— start Input rows —
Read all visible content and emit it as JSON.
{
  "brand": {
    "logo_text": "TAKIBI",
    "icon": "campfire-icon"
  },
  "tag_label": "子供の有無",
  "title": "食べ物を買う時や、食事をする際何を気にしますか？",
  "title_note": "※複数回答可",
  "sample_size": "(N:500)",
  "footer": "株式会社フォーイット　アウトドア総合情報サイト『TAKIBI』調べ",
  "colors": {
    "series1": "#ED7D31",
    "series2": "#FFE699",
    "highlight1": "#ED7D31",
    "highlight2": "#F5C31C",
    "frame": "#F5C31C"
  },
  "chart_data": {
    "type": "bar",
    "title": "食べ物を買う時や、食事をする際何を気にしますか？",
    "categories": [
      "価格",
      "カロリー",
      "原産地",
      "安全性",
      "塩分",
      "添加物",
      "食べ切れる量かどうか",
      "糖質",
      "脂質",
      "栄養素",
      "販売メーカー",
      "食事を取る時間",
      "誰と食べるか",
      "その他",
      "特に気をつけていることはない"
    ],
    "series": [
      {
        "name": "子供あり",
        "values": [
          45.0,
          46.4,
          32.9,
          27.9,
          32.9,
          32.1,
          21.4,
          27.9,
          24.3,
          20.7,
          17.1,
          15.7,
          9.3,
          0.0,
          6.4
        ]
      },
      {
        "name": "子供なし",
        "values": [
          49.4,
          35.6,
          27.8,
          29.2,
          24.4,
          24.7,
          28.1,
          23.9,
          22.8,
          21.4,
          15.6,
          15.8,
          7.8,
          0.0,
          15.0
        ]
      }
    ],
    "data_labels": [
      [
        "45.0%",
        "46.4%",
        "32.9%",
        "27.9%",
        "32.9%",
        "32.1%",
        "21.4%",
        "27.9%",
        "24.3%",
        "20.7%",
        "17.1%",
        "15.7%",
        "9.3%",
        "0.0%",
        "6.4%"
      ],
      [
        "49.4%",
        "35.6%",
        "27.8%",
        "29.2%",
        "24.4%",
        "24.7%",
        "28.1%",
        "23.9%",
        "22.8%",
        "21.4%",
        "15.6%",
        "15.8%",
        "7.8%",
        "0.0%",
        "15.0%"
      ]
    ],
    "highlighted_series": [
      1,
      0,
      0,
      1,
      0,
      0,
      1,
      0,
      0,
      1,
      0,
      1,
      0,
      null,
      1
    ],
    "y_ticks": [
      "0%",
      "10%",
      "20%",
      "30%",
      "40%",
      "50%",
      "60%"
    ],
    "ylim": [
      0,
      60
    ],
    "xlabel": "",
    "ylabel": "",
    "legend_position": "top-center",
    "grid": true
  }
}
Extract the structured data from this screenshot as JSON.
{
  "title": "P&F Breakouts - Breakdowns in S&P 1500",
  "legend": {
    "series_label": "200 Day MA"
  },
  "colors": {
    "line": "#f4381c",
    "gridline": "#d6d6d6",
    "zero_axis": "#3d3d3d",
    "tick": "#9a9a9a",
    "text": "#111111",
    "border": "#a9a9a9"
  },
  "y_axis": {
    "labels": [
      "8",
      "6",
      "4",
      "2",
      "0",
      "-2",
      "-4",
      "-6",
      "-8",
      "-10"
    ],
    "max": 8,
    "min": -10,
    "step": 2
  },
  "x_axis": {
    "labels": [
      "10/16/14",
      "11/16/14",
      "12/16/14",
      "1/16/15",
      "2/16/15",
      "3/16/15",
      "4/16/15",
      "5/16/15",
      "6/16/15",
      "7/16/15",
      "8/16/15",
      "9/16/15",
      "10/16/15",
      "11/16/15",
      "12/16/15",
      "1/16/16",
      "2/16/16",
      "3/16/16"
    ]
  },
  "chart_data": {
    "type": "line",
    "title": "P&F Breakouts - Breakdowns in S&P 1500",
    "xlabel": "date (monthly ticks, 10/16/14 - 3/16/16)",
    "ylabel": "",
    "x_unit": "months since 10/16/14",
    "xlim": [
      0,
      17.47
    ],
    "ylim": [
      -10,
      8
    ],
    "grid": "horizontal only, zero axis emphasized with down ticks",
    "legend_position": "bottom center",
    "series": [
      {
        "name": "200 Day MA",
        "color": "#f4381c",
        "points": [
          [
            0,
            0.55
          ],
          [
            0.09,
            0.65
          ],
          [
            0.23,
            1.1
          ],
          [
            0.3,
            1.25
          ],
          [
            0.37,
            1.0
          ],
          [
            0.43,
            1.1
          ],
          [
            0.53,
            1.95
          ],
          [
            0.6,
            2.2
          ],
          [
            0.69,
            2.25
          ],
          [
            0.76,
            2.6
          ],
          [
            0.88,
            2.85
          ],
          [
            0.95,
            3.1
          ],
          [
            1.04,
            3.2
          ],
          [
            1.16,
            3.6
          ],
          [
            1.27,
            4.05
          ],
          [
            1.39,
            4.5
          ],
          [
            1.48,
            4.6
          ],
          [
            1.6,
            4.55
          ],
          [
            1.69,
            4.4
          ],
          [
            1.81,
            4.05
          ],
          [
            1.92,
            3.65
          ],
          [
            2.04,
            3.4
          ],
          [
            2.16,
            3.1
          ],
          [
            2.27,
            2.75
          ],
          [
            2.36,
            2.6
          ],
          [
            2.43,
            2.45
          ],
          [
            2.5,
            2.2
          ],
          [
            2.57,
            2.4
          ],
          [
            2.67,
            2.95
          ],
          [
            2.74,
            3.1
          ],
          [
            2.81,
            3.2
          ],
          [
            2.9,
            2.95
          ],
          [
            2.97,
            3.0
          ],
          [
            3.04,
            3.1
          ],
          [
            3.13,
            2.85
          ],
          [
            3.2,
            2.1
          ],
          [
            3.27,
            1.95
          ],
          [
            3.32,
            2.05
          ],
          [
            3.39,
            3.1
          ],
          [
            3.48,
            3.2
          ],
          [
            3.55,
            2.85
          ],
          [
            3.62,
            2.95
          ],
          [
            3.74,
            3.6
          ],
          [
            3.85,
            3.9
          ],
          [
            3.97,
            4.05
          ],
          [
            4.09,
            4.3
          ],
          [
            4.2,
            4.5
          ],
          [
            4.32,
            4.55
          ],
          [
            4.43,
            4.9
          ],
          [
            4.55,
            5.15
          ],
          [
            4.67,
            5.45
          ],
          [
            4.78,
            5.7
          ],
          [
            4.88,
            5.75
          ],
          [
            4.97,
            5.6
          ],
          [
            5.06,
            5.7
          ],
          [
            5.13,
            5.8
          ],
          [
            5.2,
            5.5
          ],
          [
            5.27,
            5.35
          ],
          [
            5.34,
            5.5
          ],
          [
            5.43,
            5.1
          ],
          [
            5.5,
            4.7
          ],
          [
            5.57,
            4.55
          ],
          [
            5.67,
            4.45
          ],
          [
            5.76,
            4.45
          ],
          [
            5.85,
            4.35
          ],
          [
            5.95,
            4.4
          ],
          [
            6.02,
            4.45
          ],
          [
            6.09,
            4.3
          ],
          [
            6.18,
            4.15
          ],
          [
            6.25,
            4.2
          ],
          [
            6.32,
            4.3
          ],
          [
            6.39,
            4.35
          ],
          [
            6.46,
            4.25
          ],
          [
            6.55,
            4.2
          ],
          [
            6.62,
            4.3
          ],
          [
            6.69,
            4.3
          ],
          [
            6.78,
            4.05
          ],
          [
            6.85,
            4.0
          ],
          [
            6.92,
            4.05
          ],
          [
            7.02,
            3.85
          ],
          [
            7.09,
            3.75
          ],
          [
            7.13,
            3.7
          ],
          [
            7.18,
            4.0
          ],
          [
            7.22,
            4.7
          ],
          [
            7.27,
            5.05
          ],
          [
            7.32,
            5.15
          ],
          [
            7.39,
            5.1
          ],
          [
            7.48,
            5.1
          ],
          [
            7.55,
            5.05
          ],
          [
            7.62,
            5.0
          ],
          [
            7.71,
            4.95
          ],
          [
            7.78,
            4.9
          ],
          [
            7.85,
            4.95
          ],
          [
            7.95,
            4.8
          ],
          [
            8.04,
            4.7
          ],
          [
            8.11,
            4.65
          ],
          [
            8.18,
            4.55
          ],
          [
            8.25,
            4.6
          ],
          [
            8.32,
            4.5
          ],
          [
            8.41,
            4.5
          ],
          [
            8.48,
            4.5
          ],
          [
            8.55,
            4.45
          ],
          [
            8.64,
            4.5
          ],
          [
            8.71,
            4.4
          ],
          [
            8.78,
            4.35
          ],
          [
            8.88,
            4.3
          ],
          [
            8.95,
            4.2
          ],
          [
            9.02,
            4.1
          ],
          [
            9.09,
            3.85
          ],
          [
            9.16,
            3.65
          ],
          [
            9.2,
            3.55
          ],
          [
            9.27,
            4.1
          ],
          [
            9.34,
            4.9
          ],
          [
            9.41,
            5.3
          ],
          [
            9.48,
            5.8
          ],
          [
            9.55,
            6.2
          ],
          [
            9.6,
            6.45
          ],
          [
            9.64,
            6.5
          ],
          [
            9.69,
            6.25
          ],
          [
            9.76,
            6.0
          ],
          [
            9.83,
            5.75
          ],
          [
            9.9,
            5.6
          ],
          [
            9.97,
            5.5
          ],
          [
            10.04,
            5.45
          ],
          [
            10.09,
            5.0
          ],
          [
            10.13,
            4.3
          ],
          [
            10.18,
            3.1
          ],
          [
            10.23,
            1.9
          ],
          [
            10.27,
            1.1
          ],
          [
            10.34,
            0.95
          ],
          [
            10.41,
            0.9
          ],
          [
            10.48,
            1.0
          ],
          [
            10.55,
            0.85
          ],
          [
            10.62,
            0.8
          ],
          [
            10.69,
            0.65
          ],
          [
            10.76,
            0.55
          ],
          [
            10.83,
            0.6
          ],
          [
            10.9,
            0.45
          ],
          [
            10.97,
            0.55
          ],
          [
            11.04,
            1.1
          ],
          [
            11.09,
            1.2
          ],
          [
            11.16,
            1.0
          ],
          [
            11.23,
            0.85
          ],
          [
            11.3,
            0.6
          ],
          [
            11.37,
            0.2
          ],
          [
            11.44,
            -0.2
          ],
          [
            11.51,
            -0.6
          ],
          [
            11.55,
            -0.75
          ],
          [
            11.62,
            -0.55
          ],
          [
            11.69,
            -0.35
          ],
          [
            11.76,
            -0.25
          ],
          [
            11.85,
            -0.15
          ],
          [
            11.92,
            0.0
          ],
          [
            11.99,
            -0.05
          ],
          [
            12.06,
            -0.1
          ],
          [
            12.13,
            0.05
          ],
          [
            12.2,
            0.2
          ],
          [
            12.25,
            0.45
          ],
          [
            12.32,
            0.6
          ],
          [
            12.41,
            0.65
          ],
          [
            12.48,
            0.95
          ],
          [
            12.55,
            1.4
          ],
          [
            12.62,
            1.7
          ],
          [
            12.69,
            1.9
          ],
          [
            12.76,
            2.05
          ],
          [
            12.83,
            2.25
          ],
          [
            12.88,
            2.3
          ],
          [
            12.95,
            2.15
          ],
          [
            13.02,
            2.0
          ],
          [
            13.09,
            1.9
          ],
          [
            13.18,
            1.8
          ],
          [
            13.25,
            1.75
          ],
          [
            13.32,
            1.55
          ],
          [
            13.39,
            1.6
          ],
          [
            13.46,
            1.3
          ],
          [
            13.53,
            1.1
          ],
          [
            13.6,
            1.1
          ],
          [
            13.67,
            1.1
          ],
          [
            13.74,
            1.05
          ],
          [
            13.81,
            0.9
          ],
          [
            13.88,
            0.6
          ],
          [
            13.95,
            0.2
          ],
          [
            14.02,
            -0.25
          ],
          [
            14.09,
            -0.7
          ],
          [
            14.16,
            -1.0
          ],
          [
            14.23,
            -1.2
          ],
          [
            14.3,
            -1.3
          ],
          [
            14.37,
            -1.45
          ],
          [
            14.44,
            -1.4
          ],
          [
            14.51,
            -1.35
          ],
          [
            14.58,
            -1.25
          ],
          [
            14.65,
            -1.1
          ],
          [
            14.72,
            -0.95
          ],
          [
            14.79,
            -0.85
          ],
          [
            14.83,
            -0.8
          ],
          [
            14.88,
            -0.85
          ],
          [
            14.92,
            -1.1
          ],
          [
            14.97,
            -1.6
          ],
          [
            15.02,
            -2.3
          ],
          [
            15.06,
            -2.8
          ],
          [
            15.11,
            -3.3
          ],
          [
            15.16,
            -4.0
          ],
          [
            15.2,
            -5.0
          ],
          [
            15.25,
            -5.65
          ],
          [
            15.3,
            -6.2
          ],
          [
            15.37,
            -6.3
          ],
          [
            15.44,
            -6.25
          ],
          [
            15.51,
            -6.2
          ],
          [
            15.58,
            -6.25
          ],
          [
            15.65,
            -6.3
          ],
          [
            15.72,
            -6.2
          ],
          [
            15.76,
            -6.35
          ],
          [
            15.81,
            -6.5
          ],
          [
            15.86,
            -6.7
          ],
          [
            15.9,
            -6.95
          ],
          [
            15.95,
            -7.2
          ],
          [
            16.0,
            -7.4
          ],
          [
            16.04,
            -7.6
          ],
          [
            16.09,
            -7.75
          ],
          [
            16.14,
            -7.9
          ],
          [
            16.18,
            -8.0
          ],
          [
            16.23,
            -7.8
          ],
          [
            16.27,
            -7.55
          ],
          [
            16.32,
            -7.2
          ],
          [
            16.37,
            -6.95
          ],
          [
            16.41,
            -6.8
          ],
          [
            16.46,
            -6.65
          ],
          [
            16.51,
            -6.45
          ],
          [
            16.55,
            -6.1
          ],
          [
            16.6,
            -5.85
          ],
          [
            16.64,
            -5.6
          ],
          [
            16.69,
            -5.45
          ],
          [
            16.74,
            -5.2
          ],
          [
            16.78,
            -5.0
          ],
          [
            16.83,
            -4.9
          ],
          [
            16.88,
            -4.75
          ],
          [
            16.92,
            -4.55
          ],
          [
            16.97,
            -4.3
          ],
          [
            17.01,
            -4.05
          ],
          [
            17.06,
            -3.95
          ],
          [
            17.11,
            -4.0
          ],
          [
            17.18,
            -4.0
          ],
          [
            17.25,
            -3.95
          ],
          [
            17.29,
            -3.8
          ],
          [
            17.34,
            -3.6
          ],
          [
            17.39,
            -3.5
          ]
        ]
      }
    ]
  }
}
— end Input rows —
Search the lines above for the string "center" and copy each line that has it.

Completed exercise =
    "legend_position": "top-center",
    "legend_position": "bottom center",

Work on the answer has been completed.